>> BEGIN MATERIAL SUPPLIED
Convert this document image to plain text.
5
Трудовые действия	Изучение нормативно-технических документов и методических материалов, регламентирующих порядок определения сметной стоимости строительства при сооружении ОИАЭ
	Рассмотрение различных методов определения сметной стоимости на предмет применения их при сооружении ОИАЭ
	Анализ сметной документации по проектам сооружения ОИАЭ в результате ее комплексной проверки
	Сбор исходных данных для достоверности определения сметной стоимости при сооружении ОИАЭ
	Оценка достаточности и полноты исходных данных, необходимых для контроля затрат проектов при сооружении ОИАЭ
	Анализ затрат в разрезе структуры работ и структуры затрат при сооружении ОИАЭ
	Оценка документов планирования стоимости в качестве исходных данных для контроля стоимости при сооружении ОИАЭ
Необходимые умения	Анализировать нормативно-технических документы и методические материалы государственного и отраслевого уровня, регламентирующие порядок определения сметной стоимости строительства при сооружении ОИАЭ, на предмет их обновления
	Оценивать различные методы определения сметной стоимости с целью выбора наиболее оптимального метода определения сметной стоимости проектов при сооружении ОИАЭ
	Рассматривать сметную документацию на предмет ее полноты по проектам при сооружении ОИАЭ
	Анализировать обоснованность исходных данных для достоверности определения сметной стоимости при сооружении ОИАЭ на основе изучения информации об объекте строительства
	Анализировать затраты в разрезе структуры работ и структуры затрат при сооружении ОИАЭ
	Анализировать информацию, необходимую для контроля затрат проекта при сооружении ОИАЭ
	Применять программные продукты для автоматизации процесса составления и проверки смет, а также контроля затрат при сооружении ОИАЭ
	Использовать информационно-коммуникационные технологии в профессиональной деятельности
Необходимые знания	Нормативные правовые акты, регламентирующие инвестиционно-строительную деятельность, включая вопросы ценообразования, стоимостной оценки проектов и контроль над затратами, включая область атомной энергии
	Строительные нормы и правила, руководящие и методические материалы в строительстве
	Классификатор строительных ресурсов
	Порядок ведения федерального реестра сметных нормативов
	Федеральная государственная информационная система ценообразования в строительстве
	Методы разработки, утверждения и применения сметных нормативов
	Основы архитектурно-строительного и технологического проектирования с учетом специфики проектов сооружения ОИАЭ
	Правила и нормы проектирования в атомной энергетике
>> END MATERIAL SUPPLIED
▶ **WHAT TO DO**:
Scan the data above; copy every line where "сметных" appears.

▶ **RESPONSE FOR THIS EXERCISE**:
	Порядок ведения федерального реестра сметных нормативов
	Методы разработки, утверждения и применения сметных нормативов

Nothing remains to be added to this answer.